Testo estratto:
%%
In caso di richiesta di rimborso delle accise pagate a titolo di esportazione di un autoveicolo, è compatibile con il diritto europeo la normativa nazionale che non preveda, in caso di esportazione del veicolo, il rimborso dell’accisa versata nello Stato membro di originaria importazione per un importo proporzionale alla durata dell’utilizzo di tale veicolo nel territorio di detto Stato membro.

Con la sentenza resa dalla Corte di giustizia dell’Unione europea, C-105/2022 del 22 maggio 2023 i giudici hanno affrontato il caso di un contribuente, commerciante polacco di auto, che ha importato una autovettura in Polonia, pagando le accise. Successivamente, tale veicolo è stato esportato in Norvegia e il contribuente ha chiesto il rimborso delle imposte pagate. L’Amministrazione finanziaria polacca ha negato il rimborso, in quanto la normativa nazionale consente la restituzione solo nel caso in cui il veicolo non venga immatricolato nel territorio nazionale.

A seguito della rimessione della causa innanzi alla Corte di giustizia dell’Unione europea, quest’ultima ha concluso per la compatibilità della normativa nazionale. Ed infatti, fermo restando che i veicoli non rientrano nella categoria dei prodotti assoggettati ad accisa armonizzata ai sensi dell’articolo 1, paragrafo 1, Direttiva n. 2008/118/Ce e, pertanto, non sono sottoposti ad accisa armonizzata, ciascuno Stato membro può prevedere delle norme che non ostacolino la circolazione dei beni all’interno del mercato unico, o che non prevedano ulteriori formalità alle frontiere.

Inoltre, gli Stati membri non devono introdurre delle imposte che, indipendentemente dal loro nome o dalla struttura, colpiscano merci per il solo fatto che queste attraversino le frontiere, divenendo una tassa ad effetto equivalente vietata all’interno dell’Unione europea.

La Corte di Giustizia ha già avuto modo di precisare che le imposte connesse all’immatricolazione di un veicolo non possono essere qualificate né come dazio né come tassa ad effetto equivalente, ma sono delle mere tasse interne che devono rispettare l’articolo 110 Tfue.Tale disposizione vieta agli Stati membri di applicare direttamente o indirettamente ai prodotti degli altri Stati membri imposizioni interne superiori a quelle previste per i prodotti nazionali. In difetto, verrebbe violato il principio di libera circolazione delle merci tra gli Stati membri, compromettendo il funzionamento del mercato unico. In ogni caso, una norma nazionale contrasta con l’articolo 110 Tfue quando l’imposta gravante sul prodotto nazionale e quella pendente sul prodotto straniero vengano determinate in modo diverso, secondo criteri e modalità del tutto differenti tra di loro.
%%
Dati forniti:
%%
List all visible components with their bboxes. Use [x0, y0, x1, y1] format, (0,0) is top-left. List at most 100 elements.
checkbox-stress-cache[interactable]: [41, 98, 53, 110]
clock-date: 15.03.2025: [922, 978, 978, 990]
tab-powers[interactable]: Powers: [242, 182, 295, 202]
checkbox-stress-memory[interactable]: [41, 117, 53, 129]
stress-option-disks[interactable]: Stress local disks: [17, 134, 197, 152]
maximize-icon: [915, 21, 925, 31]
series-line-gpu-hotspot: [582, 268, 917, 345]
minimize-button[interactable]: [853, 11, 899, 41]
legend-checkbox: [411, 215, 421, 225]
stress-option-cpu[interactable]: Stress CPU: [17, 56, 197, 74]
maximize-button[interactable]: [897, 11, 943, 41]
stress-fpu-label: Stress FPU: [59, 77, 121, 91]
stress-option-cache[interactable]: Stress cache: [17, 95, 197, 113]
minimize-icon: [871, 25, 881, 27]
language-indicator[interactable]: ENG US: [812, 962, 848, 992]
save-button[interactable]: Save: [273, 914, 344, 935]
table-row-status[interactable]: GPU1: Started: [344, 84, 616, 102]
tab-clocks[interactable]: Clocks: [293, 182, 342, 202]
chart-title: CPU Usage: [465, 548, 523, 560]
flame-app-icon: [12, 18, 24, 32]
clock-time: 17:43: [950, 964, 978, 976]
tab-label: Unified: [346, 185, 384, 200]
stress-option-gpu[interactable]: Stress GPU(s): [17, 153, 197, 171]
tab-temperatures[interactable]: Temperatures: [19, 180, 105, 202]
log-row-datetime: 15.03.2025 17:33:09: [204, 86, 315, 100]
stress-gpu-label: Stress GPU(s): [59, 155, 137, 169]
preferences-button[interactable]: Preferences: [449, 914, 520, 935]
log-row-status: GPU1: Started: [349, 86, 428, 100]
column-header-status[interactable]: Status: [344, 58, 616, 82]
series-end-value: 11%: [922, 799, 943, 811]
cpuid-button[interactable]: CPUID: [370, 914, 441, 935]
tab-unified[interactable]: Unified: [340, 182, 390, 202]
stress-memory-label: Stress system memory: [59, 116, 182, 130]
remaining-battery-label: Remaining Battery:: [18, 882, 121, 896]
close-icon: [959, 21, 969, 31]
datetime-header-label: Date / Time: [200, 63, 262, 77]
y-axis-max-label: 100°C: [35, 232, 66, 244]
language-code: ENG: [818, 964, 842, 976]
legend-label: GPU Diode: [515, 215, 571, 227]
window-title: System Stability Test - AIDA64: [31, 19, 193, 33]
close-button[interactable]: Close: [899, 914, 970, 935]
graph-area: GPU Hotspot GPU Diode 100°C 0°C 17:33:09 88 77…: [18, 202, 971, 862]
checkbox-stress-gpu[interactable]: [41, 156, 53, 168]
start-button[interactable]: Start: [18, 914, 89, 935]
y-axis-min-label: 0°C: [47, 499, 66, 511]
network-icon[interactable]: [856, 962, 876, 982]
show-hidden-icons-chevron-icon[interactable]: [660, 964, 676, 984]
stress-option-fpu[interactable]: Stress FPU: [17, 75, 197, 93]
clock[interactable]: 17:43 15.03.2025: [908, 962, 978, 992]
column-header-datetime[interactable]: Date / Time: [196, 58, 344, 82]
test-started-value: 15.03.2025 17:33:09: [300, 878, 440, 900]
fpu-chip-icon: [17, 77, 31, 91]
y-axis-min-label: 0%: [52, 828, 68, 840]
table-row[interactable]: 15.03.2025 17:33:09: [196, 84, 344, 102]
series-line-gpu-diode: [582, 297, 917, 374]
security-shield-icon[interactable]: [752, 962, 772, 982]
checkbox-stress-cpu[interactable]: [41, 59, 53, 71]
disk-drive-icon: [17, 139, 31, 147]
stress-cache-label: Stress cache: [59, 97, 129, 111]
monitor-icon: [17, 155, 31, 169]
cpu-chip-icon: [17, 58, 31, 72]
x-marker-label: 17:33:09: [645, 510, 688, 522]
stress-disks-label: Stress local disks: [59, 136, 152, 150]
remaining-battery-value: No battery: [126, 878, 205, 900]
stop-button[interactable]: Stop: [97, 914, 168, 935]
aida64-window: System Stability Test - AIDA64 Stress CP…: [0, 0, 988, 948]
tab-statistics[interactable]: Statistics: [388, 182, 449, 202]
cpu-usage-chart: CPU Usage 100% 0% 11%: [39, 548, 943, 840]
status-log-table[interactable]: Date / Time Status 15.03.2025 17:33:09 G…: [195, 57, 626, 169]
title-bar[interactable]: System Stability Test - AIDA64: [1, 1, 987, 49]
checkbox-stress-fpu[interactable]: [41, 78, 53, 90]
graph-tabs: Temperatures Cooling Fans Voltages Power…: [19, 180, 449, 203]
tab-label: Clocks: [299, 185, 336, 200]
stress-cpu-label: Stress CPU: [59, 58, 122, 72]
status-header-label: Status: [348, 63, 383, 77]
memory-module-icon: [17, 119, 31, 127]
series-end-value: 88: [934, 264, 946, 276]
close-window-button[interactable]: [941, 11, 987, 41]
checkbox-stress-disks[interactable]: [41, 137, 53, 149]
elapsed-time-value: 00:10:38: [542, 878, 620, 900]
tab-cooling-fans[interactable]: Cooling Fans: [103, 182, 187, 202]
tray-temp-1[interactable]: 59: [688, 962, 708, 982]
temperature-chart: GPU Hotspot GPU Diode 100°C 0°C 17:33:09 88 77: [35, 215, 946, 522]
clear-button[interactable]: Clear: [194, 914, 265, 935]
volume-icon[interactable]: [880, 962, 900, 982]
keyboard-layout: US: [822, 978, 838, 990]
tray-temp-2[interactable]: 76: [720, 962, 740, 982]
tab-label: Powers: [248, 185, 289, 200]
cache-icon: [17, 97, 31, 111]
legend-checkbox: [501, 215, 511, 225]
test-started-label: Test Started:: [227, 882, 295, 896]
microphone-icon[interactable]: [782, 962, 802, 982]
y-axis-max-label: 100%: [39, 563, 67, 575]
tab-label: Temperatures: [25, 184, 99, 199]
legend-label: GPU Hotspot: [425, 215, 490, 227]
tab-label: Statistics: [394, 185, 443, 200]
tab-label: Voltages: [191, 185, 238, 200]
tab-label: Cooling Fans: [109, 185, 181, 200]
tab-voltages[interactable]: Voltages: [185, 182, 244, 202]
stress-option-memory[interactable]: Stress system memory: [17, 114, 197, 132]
%%
Cosa farai:
1. Nel testo sul rimborso delle accise per i veicoli esportati, elenca tutte le fonti normative e le sentenze citate, con i riferimenti come vi compaiono.
2. Prosegui il testo sul rimborso delle accise per i veicoli esportati a partire dopo la sua ultima frase.

Risultati dell'esercizio:
1.
- sentenza della Corte di giustizia dell'Unione europea C-105/2022 del 22 maggio 2023
- articolo 1, paragrafo 1, Direttiva n. 2008/118/Ce
- articolo 110 Tfue

2.
La Corte di giustizia, nel caso affrontato, ha verificato che il diritto al rimborso per il contribuente polacco sussiste solo nel caso in cui il veicolo non sia stato immatricolato nel territorio dello Stato membro.Tale circostanza deve essere raffrontata al diritto degli Stati membri ad una riscossione delle imposte spettanti: in mancanza di un’armonizzazione a livello dell’Unione, la Corte ha dichiarato che le conseguenze svantaggiose che possono derivare dall’esercizio parallelo delle competenze fiscali dei vari Stati membri, purché tale esercizio non sia discriminatorio, non costituiscono restrizioni alle libertà di circolazione.

Infatti, gli Stati membri non sono tenuti ad adeguare il proprio sistema fiscale ai vari sistemi di tassazione degli altri Stati membri, al fine in particolare di eliminare le doppie imposizioni. Del resto, la Corte ha già statuito che è irrilevante il fatto che un autoveicolo, a causa del diniego di rimborso all'esportazione di una tassa sugli autoveicoli, il cui presupposto sia l’immatricolazione e la messa in circolazione di tale veicolo, all’atto della sua esportazione definitiva da uno Stato membro a un altro, sia assoggettato, in diversi momenti e in diversi Stati membri al versamento di più tasse relative agli autoveicoli. Né può assumere rilevanza il principio di proporzionalità: nel caso di specie, il contribuente ha deciso di importare il veicolo nel territorio dello Stato membro, corrispondendo le accise e non può assumere rilevanza l’intenzione futura di riesportare il veicolo.

La sentenza in commento è condivisibile, in quanto fornisce una corretta lettura dei principi in tema di imposte non armonizzate come l’accisa sui veicoli, nonché tutela il potere impositivo degli Stati membri.